### Task to carry out
For every line in the data below that contains "screenshot", copy the line.

Figure record listings
= = = =
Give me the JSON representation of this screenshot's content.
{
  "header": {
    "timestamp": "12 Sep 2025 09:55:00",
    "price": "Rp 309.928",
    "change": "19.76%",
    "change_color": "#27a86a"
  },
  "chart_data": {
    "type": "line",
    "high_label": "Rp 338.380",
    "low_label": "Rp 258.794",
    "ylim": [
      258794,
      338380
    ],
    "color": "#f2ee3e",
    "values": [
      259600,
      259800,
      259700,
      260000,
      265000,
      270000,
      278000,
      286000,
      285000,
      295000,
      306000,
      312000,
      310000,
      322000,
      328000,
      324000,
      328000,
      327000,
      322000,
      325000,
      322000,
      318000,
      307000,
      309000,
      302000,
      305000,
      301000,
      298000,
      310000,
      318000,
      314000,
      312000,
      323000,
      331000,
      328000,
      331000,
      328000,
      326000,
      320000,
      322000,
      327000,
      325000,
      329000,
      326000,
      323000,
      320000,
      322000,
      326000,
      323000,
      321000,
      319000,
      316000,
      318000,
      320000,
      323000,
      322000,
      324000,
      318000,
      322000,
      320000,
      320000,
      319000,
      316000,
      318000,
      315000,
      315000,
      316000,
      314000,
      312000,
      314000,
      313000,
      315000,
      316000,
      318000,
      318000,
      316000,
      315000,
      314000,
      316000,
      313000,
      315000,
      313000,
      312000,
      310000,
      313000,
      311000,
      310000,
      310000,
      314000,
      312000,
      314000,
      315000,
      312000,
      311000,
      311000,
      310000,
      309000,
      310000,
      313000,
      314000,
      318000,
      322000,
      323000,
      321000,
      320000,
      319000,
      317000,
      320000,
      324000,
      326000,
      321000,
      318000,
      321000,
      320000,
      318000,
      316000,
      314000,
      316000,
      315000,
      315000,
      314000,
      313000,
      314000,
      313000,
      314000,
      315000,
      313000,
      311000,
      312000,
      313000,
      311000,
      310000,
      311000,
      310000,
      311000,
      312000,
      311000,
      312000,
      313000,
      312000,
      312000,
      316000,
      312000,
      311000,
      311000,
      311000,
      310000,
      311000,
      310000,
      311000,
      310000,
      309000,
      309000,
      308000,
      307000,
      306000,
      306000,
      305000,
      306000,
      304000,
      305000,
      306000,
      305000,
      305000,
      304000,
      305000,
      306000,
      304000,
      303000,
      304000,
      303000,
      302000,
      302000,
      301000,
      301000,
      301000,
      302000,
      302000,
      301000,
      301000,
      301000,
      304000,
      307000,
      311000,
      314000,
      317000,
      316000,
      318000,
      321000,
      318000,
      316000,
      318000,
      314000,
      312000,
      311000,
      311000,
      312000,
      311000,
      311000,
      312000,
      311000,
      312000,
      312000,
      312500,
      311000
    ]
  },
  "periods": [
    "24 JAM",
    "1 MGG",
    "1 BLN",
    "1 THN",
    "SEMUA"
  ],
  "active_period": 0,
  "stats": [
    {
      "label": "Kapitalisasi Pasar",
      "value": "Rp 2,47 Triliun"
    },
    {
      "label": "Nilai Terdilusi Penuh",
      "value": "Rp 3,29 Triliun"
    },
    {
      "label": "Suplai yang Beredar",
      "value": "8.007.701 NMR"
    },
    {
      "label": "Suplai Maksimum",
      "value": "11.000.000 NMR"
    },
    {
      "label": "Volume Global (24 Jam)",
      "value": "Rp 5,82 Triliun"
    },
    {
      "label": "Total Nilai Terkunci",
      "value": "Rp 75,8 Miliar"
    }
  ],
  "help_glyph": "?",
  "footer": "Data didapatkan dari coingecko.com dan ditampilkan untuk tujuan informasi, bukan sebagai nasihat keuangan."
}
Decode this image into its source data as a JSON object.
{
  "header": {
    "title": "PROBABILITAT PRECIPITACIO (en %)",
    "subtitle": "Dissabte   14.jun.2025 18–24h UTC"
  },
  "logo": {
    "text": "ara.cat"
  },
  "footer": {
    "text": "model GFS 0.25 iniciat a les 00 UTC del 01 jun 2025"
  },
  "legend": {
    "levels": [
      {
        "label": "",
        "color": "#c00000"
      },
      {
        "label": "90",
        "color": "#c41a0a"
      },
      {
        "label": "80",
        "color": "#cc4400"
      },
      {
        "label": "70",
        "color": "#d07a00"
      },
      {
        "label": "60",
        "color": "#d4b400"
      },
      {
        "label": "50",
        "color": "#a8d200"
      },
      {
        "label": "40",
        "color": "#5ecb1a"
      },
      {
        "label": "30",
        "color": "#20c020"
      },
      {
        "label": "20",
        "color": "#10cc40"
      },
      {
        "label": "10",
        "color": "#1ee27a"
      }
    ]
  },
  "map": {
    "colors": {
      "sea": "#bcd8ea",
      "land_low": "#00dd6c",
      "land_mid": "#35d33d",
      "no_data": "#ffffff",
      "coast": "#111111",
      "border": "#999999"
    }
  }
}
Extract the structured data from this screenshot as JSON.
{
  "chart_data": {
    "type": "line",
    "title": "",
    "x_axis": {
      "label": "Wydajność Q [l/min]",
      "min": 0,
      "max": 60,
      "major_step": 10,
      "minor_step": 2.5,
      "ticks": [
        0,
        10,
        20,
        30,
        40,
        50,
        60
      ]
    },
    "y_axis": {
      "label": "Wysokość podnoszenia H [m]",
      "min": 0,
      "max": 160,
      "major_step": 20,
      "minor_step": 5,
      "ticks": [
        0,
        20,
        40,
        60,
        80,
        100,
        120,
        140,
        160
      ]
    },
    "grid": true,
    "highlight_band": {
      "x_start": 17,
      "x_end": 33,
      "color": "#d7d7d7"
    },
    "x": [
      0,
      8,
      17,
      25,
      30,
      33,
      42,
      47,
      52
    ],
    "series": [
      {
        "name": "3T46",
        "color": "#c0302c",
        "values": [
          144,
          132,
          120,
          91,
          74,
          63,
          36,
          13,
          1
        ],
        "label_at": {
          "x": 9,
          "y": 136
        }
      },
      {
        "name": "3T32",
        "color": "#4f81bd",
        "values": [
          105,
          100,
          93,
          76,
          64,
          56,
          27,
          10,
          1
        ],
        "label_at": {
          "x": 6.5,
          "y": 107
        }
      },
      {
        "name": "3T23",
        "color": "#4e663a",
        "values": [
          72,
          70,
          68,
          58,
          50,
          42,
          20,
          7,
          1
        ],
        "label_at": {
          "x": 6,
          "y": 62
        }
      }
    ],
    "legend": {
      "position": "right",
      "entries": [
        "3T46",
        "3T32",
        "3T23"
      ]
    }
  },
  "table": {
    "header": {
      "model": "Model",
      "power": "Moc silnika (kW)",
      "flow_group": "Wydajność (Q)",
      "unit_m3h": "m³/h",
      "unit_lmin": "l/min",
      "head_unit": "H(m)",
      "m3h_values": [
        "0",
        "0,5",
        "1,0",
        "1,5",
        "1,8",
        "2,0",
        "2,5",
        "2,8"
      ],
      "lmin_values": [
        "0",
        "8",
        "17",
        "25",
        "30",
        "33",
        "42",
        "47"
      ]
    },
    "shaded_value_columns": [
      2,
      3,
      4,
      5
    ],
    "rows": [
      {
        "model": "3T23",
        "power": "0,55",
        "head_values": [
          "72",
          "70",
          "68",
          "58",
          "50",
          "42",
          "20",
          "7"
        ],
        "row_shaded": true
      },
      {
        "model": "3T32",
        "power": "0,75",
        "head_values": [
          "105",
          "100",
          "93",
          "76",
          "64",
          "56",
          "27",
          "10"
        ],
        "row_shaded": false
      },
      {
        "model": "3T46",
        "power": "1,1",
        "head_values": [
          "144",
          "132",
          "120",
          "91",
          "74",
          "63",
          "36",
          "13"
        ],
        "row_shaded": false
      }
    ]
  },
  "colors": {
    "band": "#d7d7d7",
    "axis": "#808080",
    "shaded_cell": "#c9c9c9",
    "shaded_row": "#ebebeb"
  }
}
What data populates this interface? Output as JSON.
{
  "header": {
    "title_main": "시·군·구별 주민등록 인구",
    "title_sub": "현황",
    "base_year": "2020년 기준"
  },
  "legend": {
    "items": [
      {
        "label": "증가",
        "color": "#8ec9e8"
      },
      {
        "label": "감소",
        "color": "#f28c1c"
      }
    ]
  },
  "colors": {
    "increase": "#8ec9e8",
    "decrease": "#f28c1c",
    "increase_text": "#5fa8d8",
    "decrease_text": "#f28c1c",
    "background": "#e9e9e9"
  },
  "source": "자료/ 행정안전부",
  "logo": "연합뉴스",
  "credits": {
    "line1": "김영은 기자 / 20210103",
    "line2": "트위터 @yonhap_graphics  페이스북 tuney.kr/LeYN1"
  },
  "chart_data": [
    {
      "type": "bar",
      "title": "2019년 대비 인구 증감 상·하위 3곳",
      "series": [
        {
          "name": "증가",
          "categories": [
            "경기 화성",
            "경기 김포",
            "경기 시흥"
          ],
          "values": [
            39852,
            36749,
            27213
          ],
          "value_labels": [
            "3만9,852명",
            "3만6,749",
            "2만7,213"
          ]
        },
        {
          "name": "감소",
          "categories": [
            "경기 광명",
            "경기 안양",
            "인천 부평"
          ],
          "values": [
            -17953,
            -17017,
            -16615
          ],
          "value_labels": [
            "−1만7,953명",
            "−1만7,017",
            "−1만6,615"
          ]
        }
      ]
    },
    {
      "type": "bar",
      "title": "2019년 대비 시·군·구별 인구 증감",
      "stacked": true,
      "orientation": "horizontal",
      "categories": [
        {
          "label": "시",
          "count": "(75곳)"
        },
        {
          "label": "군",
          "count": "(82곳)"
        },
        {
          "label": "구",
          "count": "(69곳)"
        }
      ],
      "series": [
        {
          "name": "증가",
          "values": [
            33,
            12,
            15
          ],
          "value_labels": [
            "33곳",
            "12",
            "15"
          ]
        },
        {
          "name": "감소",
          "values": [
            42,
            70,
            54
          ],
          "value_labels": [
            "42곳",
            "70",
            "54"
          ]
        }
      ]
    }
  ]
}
= = = =
### Task solution
Give me the JSON representation of this screenshot's content.
Extract the structured data from this screenshot as JSON.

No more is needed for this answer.